**Exercise directions:** Below are the records; reproduce all of them exactly but without any images.

*****

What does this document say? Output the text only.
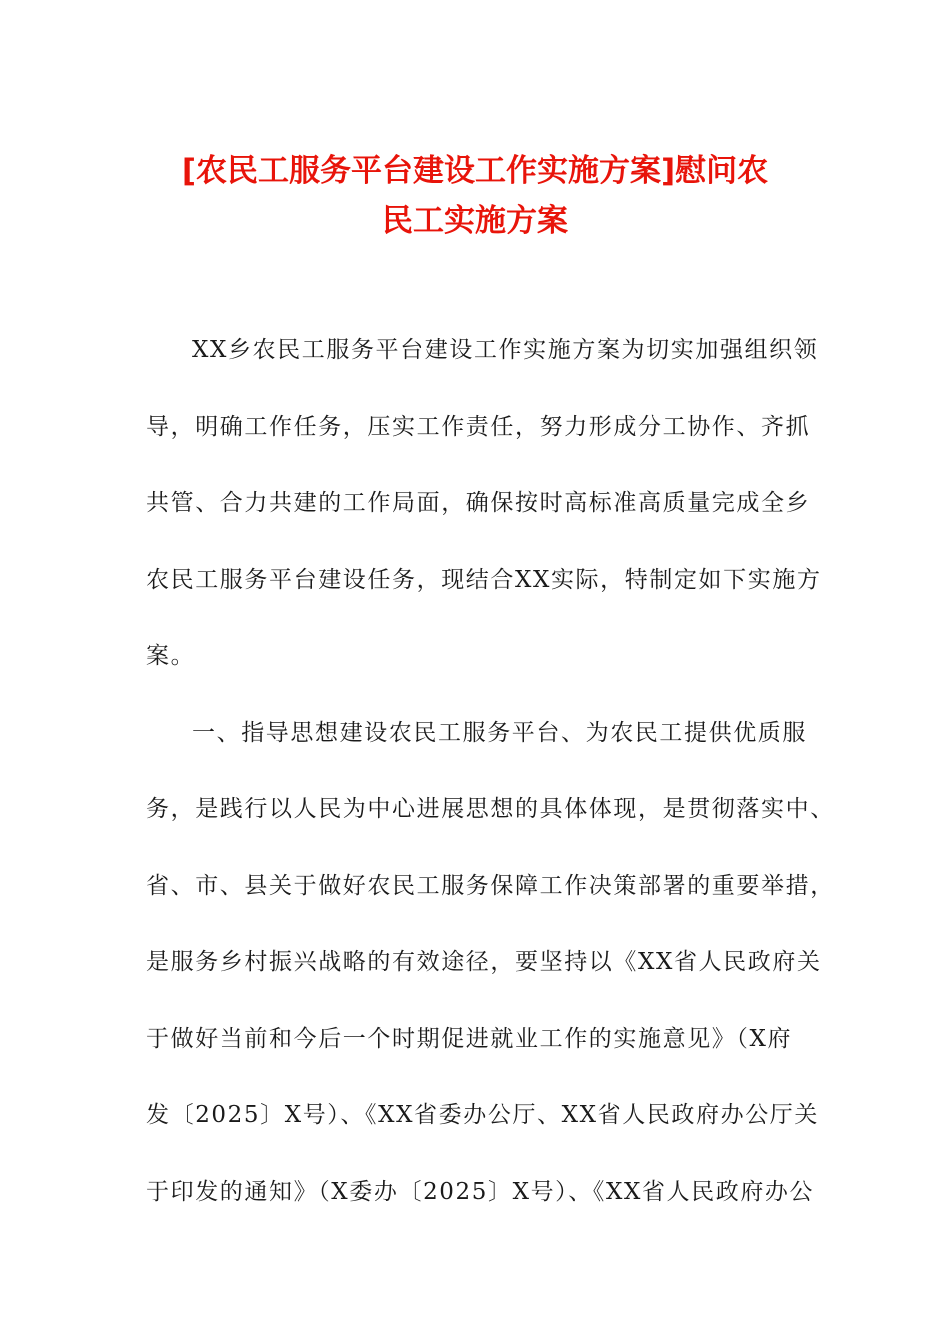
[农民工服务平台建设工作实施方案]慰问农
民工实施方案
XX乡农民工服务平台建设工作实施方案为切实加强组织领
导，明确工作任务，压实工作责任，努力形成分工协作、齐抓
共管、合力共建的工作局面，确保按时高标准高质量完成全乡
农民工服务平台建设任务，现结合XX实际，特制定如下实施方
案。
一、指导思想建设农民工服务平台、为农民工提供优质服
务，是践行以人民为中心进展思想的具体体现，是贯彻落实中、
省、市、县关于做好农民工服务保障工作决策部署的重要举措，
是服务乡村振兴战略的有效途径，要坚持以《XX省人民政府关
于做好当前和今后一个时期促进就业工作的实施意见》（X府
发〔2025〕X号）、《XX省委办公厅、XX省人民政府办公厅关
于印发的通知》（X委办〔2025〕X号）、《XX省人民政府办公
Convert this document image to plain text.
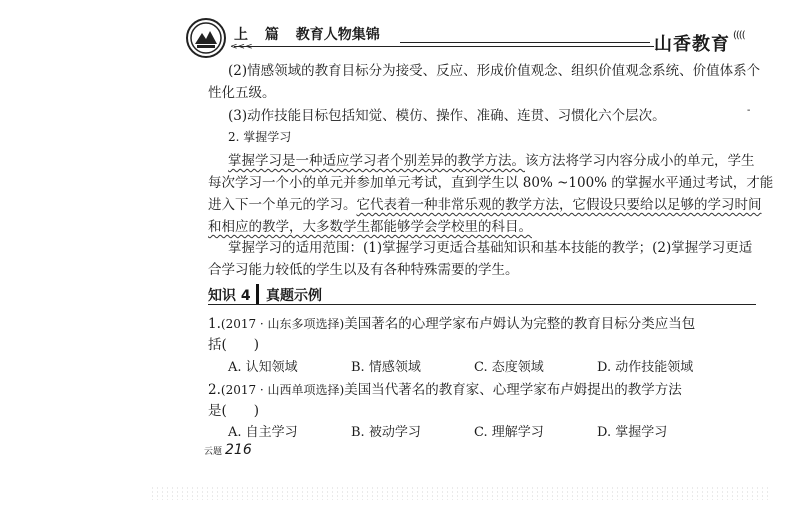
<<<
上 篇 教育人物集锦	山香教育 ((((
(2)情感领域的教育目标分为接受、反应、形成价值观念、组织价值观念系统、价值体系个
性化五级。
(3)动作技能目标包括知觉、模仿、操作、准确、连贯、习惯化六个层次。	-
2. 掌握学习
掌握学习是一种适应学习者个别差异的教学方法。该方法将学习内容分成小的单元，学生
每次学习一个小的单元并参加单元考试，直到学生以 80% ~100% 的掌握水平通过考试，才能
进入下一个单元的学习。它代表着一种非常乐观的教学方法，它假设只要给以足够的学习时间
和相应的教学，大多数学生都能够学会学校里的科目。
掌握学习的适用范围：(1)掌握学习更适合基础知识和基本技能的教学；(2)掌握学习更适
合学习能力较低的学生以及有各种特殊需要的学生。
知识 4 真题示例
1.(2017 · 山东多项选择)美国著名的心理学家布卢姆认为完整的教育目标分类应当包
括(　　)
A. 认知领域	B. 情感领域	C. 态度领域	D. 动作技能领域
2.(2017 · 山西单项选择)美国当代著名的教育家、心理学家布卢姆提出的教学方法
是(　　)
A. 自主学习	B. 被动学习	C. 理解学习	D. 掌握学习
云题 216
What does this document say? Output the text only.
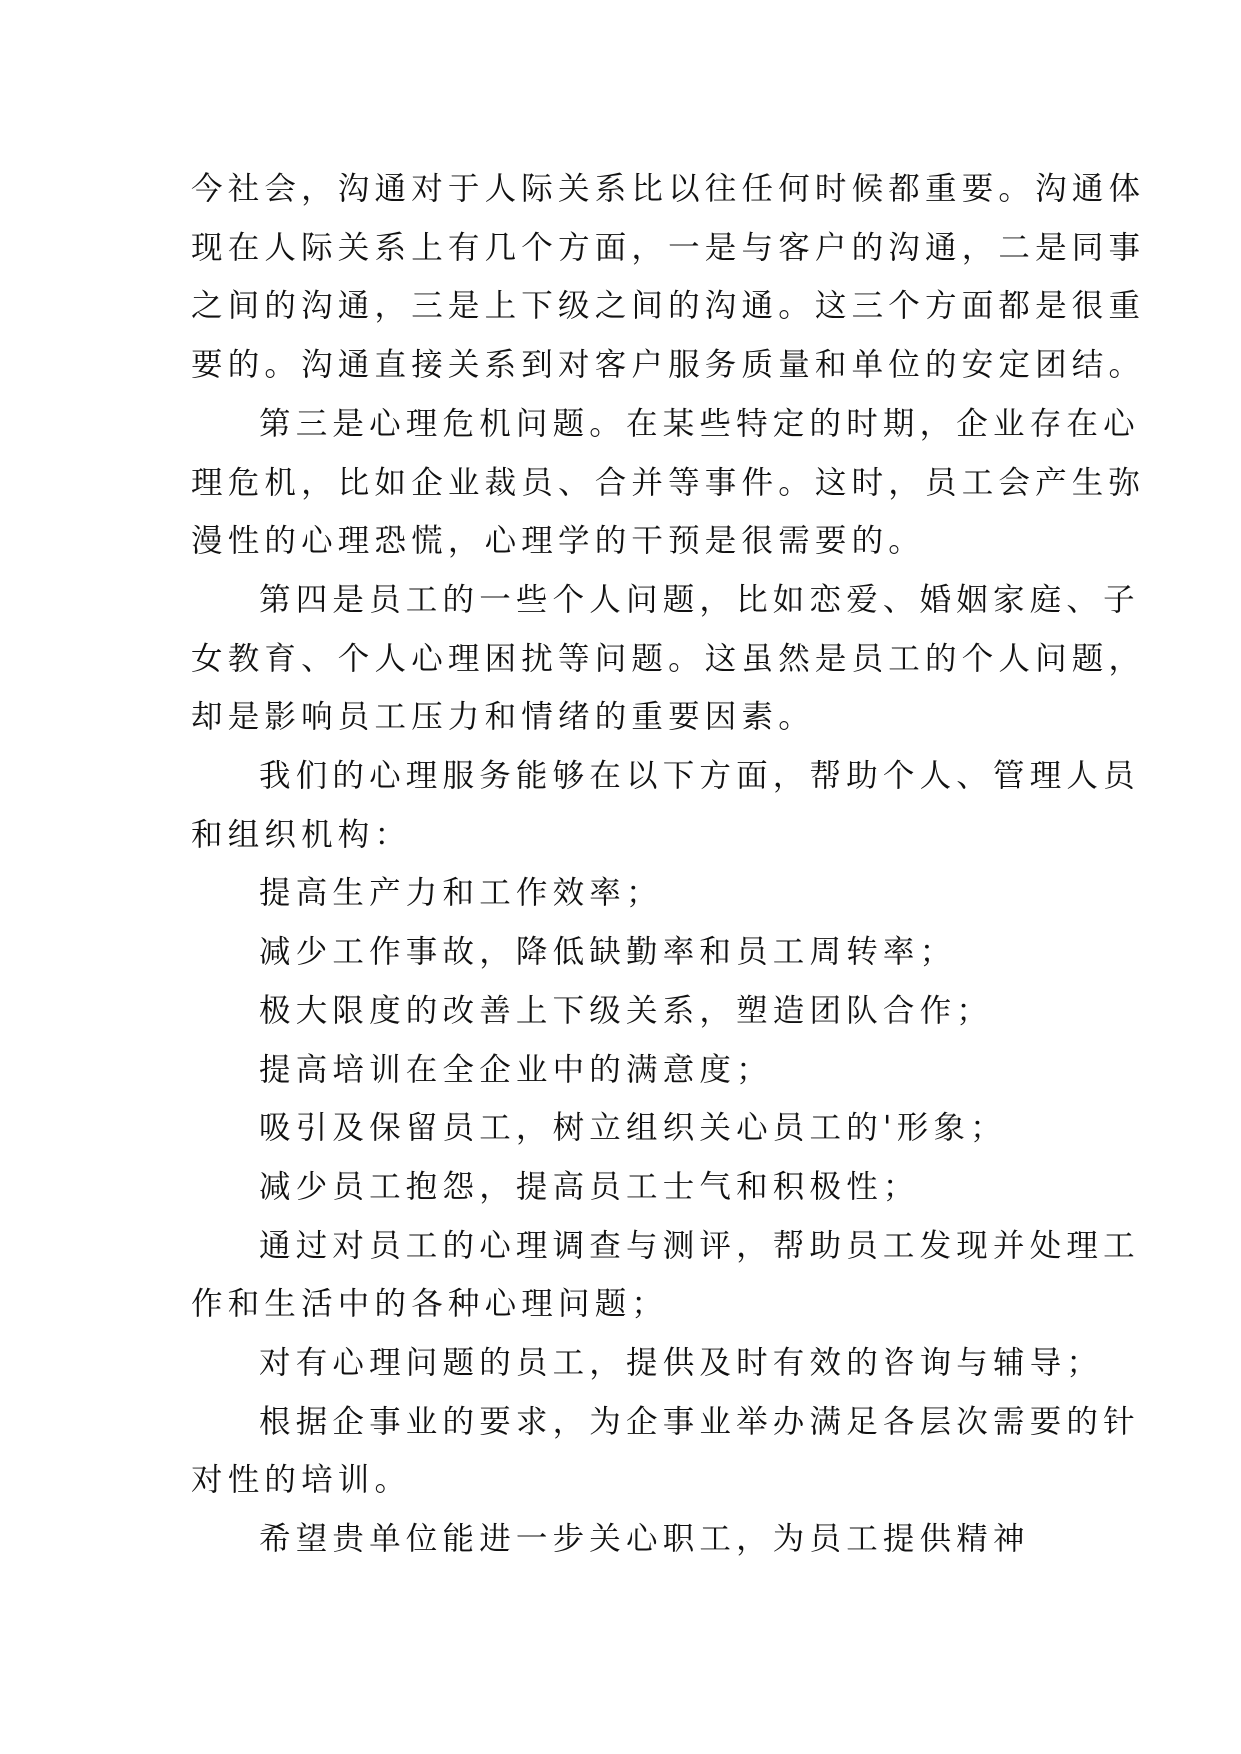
今社会，沟通对于人际关系比以往任何时候都重要。沟通体
现在人际关系上有几个方面，一是与客户的沟通，二是同事
之间的沟通，三是上下级之间的沟通。这三个方面都是很重
要的。沟通直接关系到对客户服务质量和单位的安定团结。

第三是心理危机问题。在某些特定的时期，企业存在心
理危机，比如企业裁员、合并等事件。这时，员工会产生弥
漫性的心理恐慌，心理学的干预是很需要的。

第四是员工的一些个人问题，比如恋爱、婚姻家庭、子
女教育、个人心理困扰等问题。这虽然是员工的个人问题，
却是影响员工压力和情绪的重要因素。

我们的心理服务能够在以下方面，帮助个人、管理人员
和组织机构：

提高生产力和工作效率；

减少工作事故，降低缺勤率和员工周转率；

极大限度的改善上下级关系，塑造团队合作；

提高培训在全企业中的满意度；

吸引及保留员工，树立组织关心员工的'形象；

减少员工抱怨，提高员工士气和积极性；

通过对员工的心理调查与测评，帮助员工发现并处理工
作和生活中的各种心理问题；

对有心理问题的员工，提供及时有效的咨询与辅导；

根据企事业的要求，为企事业举办满足各层次需要的针
对性的培训。

希望贵单位能进一步关心职工，为员工提供精神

*****

**Written answer:**
What does this document say? Output the text only.
[农民工服务平台建设工作实施方案]慰问农
民工实施方案
XX乡农民工服务平台建设工作实施方案为切实加强组织领
导，明确工作任务，压实工作责任，努力形成分工协作、齐抓
共管、合力共建的工作局面，确保按时高标准高质量完成全乡
农民工服务平台建设任务，现结合XX实际，特制定如下实施方
案。
一、指导思想建设农民工服务平台、为农民工提供优质服
务，是践行以人民为中心进展思想的具体体现，是贯彻落实中、
省、市、县关于做好农民工服务保障工作决策部署的重要举措，
是服务乡村振兴战略的有效途径，要坚持以《XX省人民政府关
于做好当前和今后一个时期促进就业工作的实施意见》（X府
发〔2025〕X号）、《XX省委办公厅、XX省人民政府办公厅关
于印发的通知》（X委办〔2025〕X号）、《XX省人民政府办公
Convert this document image to plain text.
<<<
上 篇 教育人物集锦	山香教育 ((((
(2)情感领域的教育目标分为接受、反应、形成价值观念、组织价值观念系统、价值体系个
性化五级。
(3)动作技能目标包括知觉、模仿、操作、准确、连贯、习惯化六个层次。	-
2. 掌握学习
掌握学习是一种适应学习者个别差异的教学方法。该方法将学习内容分成小的单元，学生
每次学习一个小的单元并参加单元考试，直到学生以 80% ~100% 的掌握水平通过考试，才能
进入下一个单元的学习。它代表着一种非常乐观的教学方法，它假设只要给以足够的学习时间
和相应的教学，大多数学生都能够学会学校里的科目。
掌握学习的适用范围：(1)掌握学习更适合基础知识和基本技能的教学；(2)掌握学习更适
合学习能力较低的学生以及有各种特殊需要的学生。
知识 4 真题示例
1.(2017 · 山东多项选择)美国著名的心理学家布卢姆认为完整的教育目标分类应当包
括(　　)
A. 认知领域	B. 情感领域	C. 态度领域	D. 动作技能领域
2.(2017 · 山西单项选择)美国当代著名的教育家、心理学家布卢姆提出的教学方法
是(　　)
A. 自主学习	B. 被动学习	C. 理解学习	D. 掌握学习
云题 216
What does this document say? Output the text only.
今社会，沟通对于人际关系比以往任何时候都重要。沟通体
现在人际关系上有几个方面，一是与客户的沟通，二是同事
之间的沟通，三是上下级之间的沟通。这三个方面都是很重
要的。沟通直接关系到对客户服务质量和单位的安定团结。

第三是心理危机问题。在某些特定的时期，企业存在心
理危机，比如企业裁员、合并等事件。这时，员工会产生弥
漫性的心理恐慌，心理学的干预是很需要的。

第四是员工的一些个人问题，比如恋爱、婚姻家庭、子
女教育、个人心理困扰等问题。这虽然是员工的个人问题，
却是影响员工压力和情绪的重要因素。

我们的心理服务能够在以下方面，帮助个人、管理人员
和组织机构：

提高生产力和工作效率；

减少工作事故，降低缺勤率和员工周转率；

极大限度的改善上下级关系，塑造团队合作；

提高培训在全企业中的满意度；

吸引及保留员工，树立组织关心员工的'形象；

减少员工抱怨，提高员工士气和积极性；

通过对员工的心理调查与测评，帮助员工发现并处理工
作和生活中的各种心理问题；

对有心理问题的员工，提供及时有效的咨询与辅导；

根据企事业的要求，为企事业举办满足各层次需要的针
对性的培训。

希望贵单位能进一步关心职工，为员工提供精神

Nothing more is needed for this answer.